GOAL
Search the data below for "Starts"; list each line that holds it.

=== PROVIDED DATA ===

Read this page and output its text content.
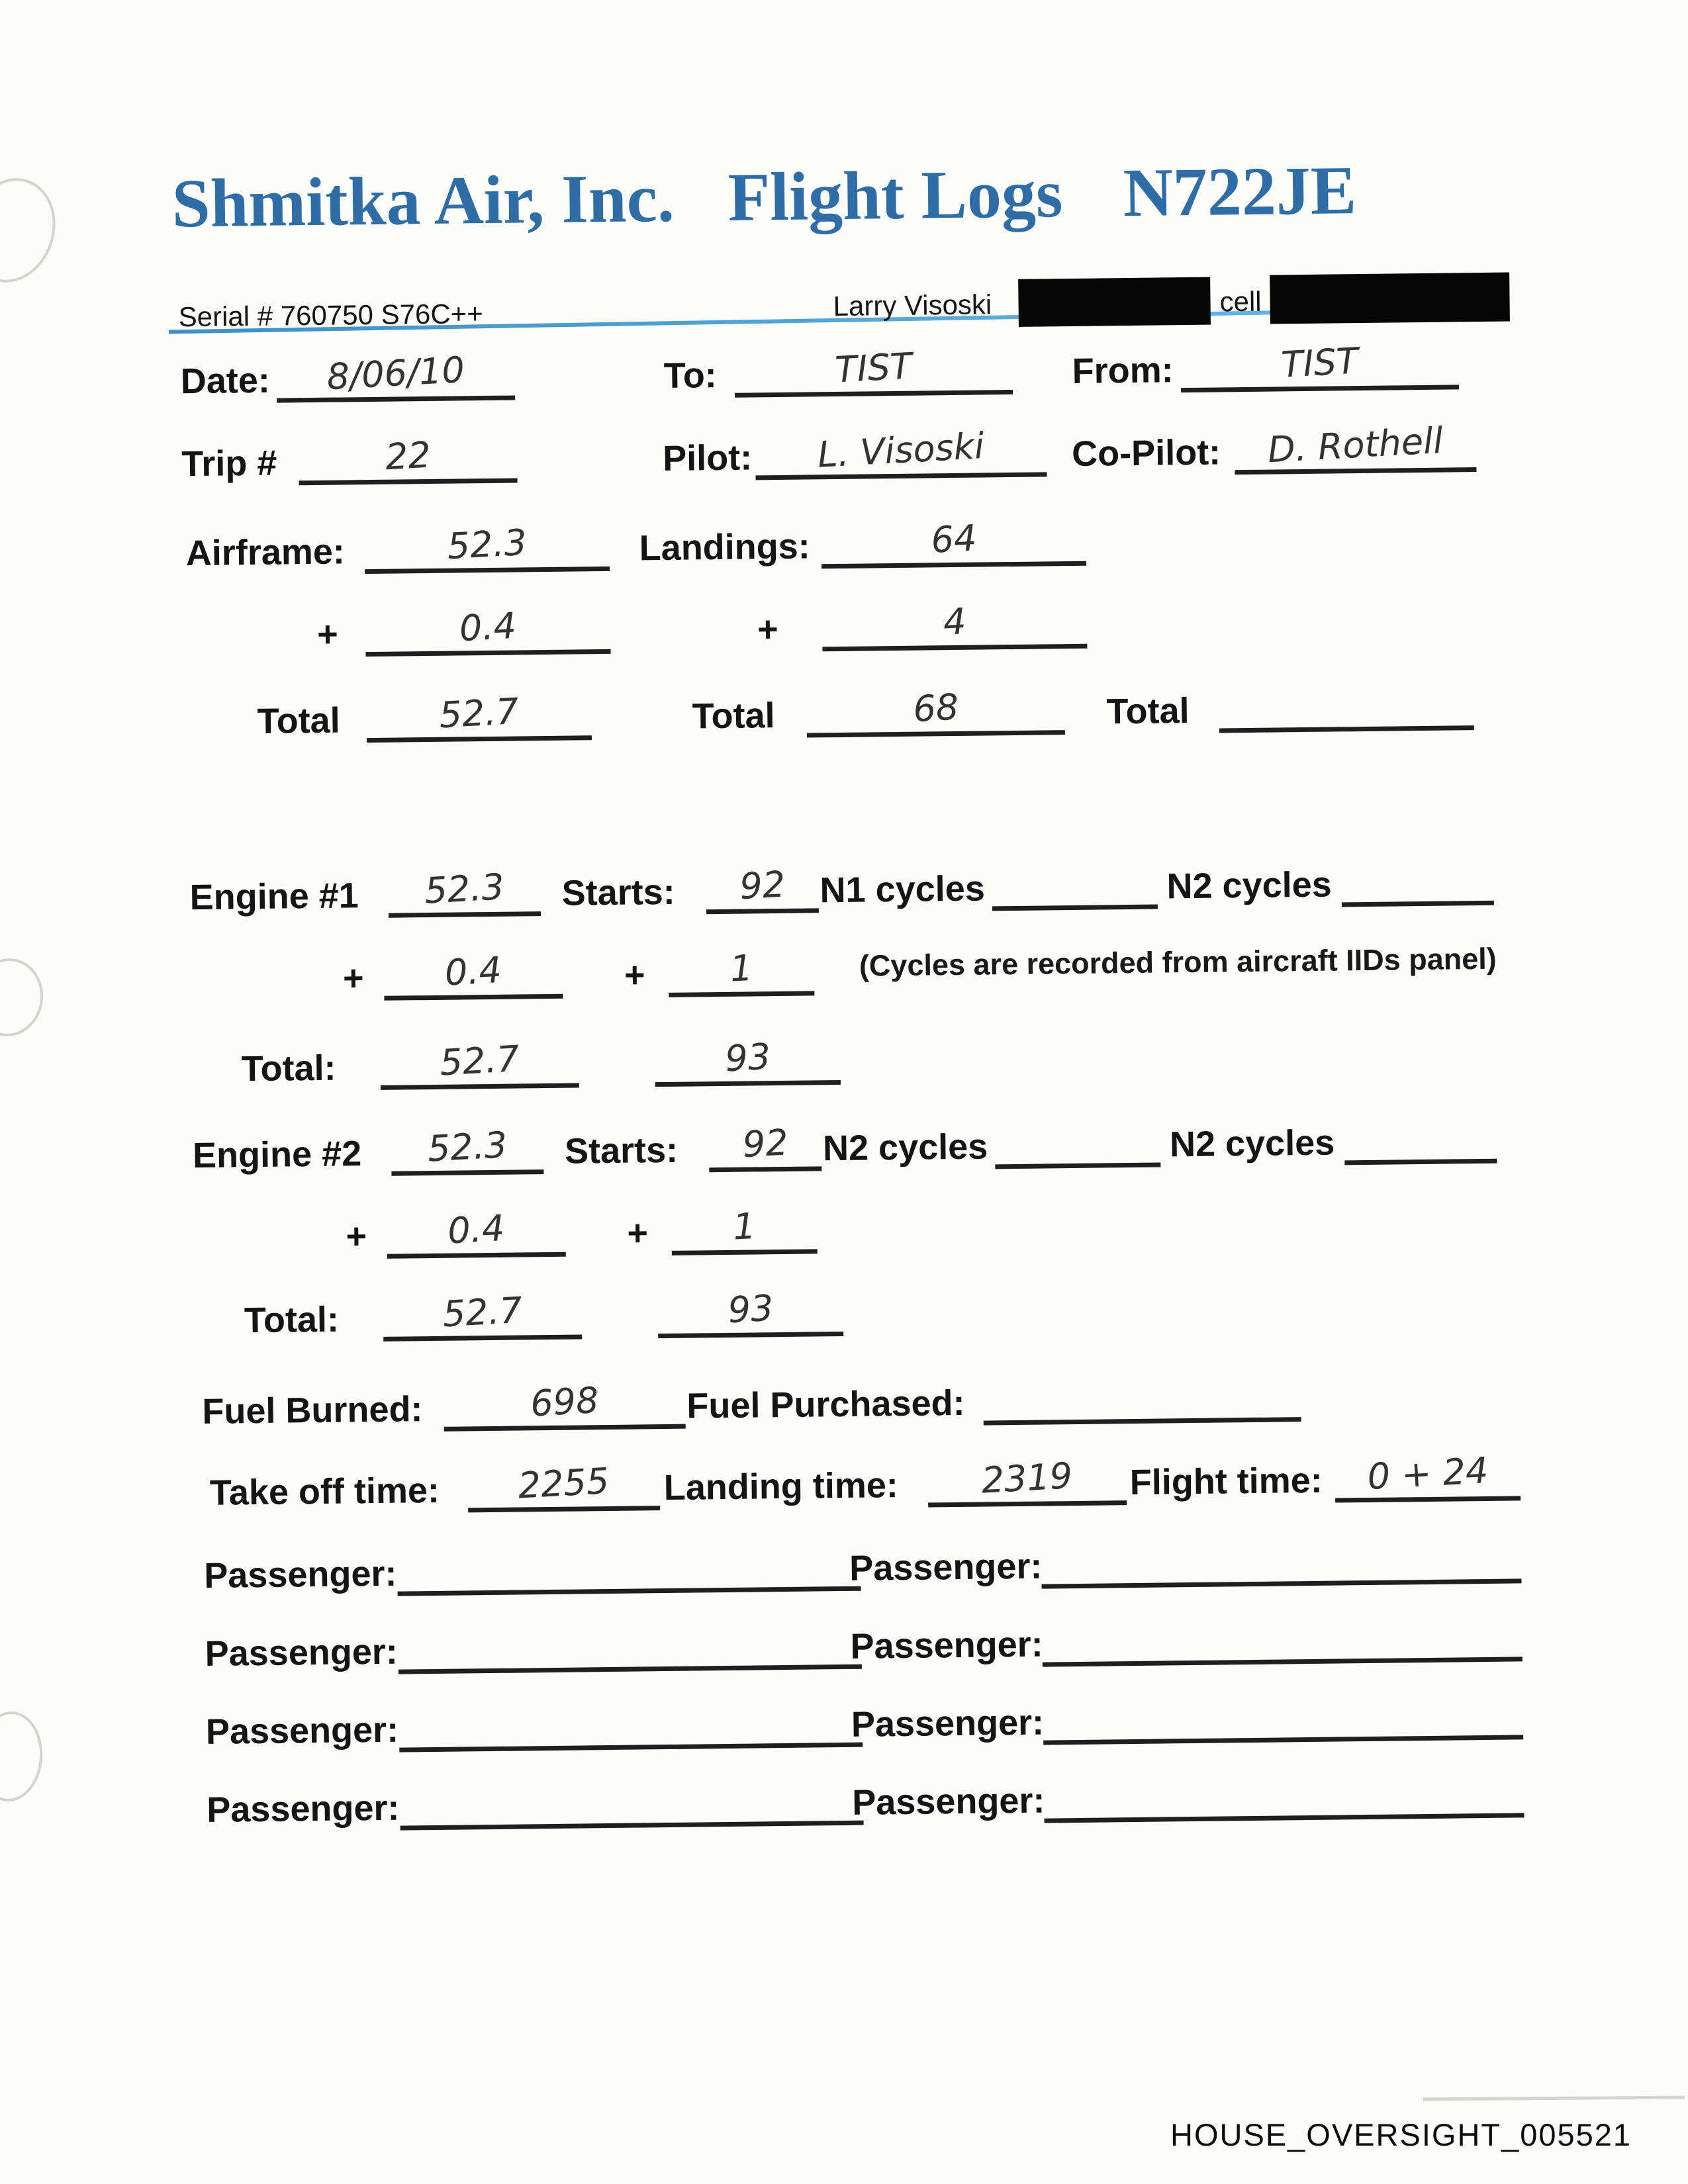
Shmitka Air, Inc. Flight Logs N722JE
Serial # 760750 S76C++	Larry Visoski	cell
Date: 8/06/10	To:	TIST	From:	TIST
Trip #	22	Pilot: L. Visoski Co-Pilot: D. Rothell
Airframe:	52.3	Landings:	64
+	0.4	+	4
Total	52.7	Total	68	Total
Engine #1 52.3 Starts: 92 N1 cycles	N2 cycles
+ 0.4	+ 1	(Cycles are recorded from aircraft IIDs panel)
Total:	52.7	93
Engine #2 52.3 Starts: 92 N2 cycles	N2 cycles
+ 0.4	+ 1
Total:	52.7	93
Fuel Burned:	698 Fuel Purchased:
Take off time: 2255 Landing time: 2319 Flight time: 0 + 24
Passenger:	Passenger:
Passenger:	Passenger:
Passenger:	Passenger:
Passenger:	Passenger:
HOUSE_OVERSIGHT_005521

===

SOLUTION TO THIS TASK
Engine #1 52.3 Starts: 92 N1 cycles	N2 cycles
Engine #2 52.3 Starts: 92 N2 cycles	N2 cycles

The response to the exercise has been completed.